▶ Exercise prompt: Only lines holding the word "ASAWEB" should be copied from the material.

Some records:

┌──

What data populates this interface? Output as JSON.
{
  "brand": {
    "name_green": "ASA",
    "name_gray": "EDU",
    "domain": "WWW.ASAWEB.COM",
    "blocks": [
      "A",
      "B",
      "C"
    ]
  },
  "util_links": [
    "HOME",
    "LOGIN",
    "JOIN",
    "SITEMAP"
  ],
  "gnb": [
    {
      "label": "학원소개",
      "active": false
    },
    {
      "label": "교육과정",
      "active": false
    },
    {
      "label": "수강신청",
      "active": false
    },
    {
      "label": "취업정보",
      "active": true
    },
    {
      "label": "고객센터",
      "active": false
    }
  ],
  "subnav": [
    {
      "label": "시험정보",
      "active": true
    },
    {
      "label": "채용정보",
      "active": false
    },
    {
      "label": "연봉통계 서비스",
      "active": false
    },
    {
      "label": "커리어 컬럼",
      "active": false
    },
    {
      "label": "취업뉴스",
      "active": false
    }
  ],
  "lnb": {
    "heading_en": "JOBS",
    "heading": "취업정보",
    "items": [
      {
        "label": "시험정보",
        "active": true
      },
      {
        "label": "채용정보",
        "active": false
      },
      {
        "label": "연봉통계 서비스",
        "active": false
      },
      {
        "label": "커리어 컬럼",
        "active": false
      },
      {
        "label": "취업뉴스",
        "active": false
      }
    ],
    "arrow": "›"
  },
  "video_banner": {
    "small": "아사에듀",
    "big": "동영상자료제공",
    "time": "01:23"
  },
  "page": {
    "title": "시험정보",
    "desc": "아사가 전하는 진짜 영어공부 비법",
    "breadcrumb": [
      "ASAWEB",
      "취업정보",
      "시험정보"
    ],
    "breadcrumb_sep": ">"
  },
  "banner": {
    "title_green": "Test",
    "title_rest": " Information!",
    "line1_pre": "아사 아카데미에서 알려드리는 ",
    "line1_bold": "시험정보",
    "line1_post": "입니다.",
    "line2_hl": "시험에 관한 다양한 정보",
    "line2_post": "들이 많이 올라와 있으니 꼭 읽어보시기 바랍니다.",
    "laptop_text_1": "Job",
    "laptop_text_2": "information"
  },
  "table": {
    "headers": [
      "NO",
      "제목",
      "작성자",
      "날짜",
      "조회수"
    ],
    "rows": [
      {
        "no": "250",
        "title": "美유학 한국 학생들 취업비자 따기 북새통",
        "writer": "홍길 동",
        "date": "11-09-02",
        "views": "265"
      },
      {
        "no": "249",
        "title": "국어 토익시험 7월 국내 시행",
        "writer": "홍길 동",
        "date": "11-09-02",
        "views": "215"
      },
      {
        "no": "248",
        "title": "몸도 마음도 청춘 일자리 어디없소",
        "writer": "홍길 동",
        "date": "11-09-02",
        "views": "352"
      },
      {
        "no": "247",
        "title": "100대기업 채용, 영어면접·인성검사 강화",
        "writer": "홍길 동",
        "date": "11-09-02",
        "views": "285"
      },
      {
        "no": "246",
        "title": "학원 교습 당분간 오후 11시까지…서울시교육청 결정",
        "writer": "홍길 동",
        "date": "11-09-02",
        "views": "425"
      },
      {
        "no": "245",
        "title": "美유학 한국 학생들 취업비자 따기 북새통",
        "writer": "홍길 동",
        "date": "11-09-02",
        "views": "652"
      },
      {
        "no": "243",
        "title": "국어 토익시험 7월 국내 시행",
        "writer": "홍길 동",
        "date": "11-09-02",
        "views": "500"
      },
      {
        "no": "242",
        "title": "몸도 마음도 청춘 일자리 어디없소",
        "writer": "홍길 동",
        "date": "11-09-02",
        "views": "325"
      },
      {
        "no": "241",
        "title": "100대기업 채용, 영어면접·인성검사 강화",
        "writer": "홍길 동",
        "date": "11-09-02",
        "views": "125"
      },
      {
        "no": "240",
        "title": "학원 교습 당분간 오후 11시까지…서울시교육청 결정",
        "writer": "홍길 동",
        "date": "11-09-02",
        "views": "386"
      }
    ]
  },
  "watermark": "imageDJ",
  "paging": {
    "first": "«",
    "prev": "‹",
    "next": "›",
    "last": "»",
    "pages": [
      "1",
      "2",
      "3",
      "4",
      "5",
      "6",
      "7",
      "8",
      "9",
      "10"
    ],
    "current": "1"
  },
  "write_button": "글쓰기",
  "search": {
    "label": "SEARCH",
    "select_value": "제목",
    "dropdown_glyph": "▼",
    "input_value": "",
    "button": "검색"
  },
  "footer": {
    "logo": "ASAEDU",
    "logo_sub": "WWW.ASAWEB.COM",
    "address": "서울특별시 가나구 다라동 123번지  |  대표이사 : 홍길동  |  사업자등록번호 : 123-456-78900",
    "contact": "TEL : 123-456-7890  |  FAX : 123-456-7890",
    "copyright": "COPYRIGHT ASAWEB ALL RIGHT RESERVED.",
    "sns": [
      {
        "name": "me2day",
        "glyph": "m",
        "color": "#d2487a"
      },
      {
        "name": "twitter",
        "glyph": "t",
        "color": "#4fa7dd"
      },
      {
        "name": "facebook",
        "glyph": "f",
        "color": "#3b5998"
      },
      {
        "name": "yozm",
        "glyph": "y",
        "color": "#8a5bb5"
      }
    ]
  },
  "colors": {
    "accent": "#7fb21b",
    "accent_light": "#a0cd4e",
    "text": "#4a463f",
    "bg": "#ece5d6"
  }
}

└──

▶ Answer to the problem:
    "domain": "WWW.ASAWEB.COM",
      "ASAWEB",
    "logo_sub": "WWW.ASAWEB.COM",
    "copyright": "COPYRIGHT ASAWEB ALL RIGHT RESERVED.",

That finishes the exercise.